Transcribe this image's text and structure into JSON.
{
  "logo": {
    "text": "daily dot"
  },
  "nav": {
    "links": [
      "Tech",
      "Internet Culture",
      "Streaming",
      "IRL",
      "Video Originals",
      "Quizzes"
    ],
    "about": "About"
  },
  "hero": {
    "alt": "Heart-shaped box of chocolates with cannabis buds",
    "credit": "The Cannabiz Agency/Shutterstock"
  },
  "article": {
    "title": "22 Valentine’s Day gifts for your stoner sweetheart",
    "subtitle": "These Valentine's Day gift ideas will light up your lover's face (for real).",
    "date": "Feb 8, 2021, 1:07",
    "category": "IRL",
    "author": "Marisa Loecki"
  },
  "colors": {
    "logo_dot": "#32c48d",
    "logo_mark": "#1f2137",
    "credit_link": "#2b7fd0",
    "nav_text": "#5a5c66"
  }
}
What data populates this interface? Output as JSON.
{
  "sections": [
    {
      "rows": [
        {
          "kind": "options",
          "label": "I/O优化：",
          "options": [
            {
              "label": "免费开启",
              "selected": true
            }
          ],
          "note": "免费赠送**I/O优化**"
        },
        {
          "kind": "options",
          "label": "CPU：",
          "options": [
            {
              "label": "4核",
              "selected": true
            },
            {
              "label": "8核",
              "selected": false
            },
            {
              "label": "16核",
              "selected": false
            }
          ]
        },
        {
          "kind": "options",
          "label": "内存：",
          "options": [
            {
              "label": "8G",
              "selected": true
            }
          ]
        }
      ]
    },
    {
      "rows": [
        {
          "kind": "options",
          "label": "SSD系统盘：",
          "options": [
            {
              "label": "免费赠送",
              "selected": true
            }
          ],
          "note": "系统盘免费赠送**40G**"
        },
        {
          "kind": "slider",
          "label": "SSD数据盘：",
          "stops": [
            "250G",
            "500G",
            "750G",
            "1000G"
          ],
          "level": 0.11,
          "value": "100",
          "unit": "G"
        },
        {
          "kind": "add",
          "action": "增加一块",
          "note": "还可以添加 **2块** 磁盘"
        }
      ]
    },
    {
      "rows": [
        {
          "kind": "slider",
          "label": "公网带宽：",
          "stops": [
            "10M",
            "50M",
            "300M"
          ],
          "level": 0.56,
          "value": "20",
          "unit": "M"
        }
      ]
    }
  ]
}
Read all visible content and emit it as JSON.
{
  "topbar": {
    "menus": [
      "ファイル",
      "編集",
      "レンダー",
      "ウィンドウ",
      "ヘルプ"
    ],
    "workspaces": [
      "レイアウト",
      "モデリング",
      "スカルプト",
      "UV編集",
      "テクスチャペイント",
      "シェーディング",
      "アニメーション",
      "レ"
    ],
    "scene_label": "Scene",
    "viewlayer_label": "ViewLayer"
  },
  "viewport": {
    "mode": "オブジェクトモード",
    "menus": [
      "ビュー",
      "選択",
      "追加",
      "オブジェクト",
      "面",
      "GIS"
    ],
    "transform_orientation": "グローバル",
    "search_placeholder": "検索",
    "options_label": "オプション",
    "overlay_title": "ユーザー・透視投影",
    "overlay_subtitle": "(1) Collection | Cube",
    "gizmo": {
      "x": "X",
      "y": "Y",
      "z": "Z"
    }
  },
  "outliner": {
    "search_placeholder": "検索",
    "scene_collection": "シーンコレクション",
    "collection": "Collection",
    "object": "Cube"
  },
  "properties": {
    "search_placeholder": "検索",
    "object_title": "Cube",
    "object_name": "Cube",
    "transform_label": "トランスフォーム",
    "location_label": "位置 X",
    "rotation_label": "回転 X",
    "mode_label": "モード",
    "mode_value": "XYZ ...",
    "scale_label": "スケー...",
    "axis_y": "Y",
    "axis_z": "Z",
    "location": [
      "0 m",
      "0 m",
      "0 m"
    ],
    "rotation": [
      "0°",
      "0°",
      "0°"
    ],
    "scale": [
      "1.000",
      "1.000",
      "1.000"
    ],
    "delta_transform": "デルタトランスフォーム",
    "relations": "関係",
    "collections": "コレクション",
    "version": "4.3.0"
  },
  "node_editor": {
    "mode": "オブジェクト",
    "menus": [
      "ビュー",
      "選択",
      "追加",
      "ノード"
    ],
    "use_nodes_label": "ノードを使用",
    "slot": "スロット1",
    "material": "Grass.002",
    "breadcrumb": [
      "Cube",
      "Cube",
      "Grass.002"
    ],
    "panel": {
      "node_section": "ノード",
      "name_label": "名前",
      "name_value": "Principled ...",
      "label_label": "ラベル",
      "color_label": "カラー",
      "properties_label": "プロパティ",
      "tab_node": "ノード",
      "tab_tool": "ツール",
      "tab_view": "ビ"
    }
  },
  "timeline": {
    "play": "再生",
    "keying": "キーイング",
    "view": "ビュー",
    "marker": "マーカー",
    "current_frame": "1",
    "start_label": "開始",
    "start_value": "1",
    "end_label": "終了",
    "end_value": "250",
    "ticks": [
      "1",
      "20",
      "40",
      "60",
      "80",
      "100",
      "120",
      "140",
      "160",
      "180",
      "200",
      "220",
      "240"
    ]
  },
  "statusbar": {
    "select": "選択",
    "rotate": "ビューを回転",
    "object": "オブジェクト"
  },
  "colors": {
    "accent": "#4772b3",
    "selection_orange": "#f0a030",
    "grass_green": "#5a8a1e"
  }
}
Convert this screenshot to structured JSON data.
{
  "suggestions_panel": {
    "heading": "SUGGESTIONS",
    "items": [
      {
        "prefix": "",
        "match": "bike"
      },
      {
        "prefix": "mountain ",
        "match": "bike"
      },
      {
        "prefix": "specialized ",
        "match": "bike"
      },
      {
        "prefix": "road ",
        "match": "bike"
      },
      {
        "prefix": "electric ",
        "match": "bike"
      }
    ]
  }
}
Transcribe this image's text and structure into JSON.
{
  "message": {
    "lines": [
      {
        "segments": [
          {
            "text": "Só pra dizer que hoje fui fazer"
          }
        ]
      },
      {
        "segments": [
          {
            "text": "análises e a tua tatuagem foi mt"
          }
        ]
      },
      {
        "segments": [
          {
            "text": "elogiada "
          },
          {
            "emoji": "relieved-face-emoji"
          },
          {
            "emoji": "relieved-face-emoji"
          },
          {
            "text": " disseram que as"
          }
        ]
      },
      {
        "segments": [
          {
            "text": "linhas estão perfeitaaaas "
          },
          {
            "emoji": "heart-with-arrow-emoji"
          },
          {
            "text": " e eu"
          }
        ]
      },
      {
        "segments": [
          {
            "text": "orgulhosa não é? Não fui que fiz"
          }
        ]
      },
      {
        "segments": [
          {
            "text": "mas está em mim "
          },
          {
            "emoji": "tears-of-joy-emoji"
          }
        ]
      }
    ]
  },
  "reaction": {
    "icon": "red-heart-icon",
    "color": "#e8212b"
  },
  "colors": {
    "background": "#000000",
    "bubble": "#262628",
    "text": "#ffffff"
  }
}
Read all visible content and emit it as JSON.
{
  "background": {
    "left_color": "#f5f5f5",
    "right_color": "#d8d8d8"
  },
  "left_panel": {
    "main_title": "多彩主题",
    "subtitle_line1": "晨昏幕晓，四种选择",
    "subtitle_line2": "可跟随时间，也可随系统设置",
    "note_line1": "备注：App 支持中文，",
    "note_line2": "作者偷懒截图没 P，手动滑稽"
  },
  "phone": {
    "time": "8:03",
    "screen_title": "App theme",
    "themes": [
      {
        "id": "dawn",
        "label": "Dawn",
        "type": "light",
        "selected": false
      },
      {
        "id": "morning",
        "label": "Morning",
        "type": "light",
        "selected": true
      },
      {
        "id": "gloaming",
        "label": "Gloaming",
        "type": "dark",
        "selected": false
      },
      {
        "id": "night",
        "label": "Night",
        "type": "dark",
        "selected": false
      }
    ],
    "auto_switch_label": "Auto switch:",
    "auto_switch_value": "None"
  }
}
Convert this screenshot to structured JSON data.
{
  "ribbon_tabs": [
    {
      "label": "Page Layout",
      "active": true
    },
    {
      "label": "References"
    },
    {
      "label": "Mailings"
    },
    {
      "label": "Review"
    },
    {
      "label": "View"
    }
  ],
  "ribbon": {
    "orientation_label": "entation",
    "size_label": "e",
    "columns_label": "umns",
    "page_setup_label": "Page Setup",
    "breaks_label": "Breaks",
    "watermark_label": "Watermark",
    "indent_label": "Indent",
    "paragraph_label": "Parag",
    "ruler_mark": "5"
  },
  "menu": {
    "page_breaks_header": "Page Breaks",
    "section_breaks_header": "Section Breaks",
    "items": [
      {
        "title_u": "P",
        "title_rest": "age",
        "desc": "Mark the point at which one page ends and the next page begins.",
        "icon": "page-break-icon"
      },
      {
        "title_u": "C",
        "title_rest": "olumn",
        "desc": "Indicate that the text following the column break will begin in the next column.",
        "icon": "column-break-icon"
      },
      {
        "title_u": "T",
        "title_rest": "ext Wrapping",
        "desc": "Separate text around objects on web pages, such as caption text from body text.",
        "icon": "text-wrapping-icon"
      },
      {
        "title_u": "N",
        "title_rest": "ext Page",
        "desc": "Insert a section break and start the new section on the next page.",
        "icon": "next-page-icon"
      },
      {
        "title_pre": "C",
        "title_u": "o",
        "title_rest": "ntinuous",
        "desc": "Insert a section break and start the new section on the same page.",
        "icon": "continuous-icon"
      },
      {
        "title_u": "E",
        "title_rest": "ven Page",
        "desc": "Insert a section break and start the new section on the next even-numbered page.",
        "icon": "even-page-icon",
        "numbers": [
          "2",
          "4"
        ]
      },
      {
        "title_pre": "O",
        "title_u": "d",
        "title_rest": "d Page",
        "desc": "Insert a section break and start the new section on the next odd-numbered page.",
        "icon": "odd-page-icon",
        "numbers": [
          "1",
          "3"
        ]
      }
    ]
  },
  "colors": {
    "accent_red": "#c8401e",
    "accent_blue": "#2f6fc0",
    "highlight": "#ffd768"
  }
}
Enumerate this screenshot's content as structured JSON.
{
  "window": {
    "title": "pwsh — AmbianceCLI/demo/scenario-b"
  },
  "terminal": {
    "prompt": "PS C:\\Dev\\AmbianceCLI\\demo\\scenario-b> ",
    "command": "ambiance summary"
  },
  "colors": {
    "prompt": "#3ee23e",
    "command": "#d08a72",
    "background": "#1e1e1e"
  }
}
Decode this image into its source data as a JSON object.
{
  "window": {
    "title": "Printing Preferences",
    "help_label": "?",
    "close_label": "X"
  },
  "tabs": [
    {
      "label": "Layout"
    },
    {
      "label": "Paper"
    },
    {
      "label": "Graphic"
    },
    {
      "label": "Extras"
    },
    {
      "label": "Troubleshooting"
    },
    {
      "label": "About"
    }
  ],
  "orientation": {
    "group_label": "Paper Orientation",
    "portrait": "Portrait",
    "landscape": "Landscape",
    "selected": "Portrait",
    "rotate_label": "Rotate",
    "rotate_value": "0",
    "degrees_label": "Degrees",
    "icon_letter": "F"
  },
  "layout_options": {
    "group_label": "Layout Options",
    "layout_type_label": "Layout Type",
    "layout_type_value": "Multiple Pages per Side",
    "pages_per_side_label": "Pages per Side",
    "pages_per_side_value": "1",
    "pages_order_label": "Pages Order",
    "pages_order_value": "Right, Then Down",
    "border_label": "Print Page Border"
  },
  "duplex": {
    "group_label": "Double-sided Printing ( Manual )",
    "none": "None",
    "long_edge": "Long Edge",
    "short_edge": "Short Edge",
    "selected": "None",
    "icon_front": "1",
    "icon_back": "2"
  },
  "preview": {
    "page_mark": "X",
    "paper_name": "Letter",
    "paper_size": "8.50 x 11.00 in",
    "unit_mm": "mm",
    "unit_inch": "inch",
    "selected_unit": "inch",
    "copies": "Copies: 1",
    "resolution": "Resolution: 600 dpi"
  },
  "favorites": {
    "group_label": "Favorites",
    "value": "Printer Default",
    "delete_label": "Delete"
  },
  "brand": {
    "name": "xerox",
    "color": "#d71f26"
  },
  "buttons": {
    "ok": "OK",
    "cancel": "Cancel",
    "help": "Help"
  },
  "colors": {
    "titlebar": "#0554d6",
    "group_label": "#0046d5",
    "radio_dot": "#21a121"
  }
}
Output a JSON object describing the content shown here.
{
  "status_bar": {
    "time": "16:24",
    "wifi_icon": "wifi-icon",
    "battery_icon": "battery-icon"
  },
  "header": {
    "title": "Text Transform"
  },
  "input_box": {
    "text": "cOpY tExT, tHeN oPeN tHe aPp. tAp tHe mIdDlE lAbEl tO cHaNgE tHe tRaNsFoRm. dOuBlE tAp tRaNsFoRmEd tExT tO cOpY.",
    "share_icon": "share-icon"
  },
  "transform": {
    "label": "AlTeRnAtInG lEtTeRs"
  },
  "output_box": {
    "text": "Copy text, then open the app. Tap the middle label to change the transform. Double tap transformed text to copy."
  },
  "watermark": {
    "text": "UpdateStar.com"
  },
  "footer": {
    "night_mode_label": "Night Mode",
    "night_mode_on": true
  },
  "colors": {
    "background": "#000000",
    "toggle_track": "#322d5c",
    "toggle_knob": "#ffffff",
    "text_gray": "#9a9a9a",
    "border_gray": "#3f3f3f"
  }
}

__WRITTEN EXERCISE__: Among the lines of the material, find those that hold the word "will" and copy them.

__RESULT OF THIS EXERCISE__:
    "subtitle": "These Valentine's Day gift ideas will light up your lover's face (for real).",
        "desc": "Indicate that the text following the column break will begin in the next column.",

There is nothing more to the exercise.